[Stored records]
▼
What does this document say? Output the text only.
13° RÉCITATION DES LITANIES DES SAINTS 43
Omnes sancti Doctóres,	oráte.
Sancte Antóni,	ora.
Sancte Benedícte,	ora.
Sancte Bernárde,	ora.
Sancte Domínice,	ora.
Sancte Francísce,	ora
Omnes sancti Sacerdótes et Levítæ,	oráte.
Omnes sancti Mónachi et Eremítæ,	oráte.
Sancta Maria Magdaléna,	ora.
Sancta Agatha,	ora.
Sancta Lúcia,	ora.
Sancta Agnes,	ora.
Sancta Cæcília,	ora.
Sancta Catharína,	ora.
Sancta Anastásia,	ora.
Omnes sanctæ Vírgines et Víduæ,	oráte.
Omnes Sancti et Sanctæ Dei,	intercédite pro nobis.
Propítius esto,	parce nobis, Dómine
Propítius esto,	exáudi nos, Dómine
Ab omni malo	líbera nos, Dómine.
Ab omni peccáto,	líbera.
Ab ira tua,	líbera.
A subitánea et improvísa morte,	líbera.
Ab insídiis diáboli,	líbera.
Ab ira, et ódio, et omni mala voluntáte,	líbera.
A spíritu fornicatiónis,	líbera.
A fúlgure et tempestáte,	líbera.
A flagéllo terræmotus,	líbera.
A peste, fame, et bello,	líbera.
▲
• Brief:
Copy out each record exactly as given, omitting none.

• Exercise output:
What does this document say? Output the text only.
13° RÉCITATION DES LITANIES DES SAINTS 43
Omnes sancti Doctóres,	oráte.
Sancte Antóni,	ora.
Sancte Benedícte,	ora.
Sancte Bernárde,	ora.
Sancte Domínice,	ora.
Sancte Francísce,	ora
Omnes sancti Sacerdótes et Levítæ,	oráte.
Omnes sancti Mónachi et Eremítæ,	oráte.
Sancta Maria Magdaléna,	ora.
Sancta Agatha,	ora.
Sancta Lúcia,	ora.
Sancta Agnes,	ora.
Sancta Cæcília,	ora.
Sancta Catharína,	ora.
Sancta Anastásia,	ora.
Omnes sanctæ Vírgines et Víduæ,	oráte.
Omnes Sancti et Sanctæ Dei,	intercédite pro nobis.
Propítius esto,	parce nobis, Dómine
Propítius esto,	exáudi nos, Dómine
Ab omni malo	líbera nos, Dómine.
Ab omni peccáto,	líbera.
Ab ira tua,	líbera.
A subitánea et improvísa morte,	líbera.
Ab insídiis diáboli,	líbera.
Ab ira, et ódio, et omni mala voluntáte,	líbera.
A spíritu fornicatiónis,	líbera.
A fúlgure et tempestáte,	líbera.
A flagéllo terræmotus,	líbera.
A peste, fame, et bello,	líbera.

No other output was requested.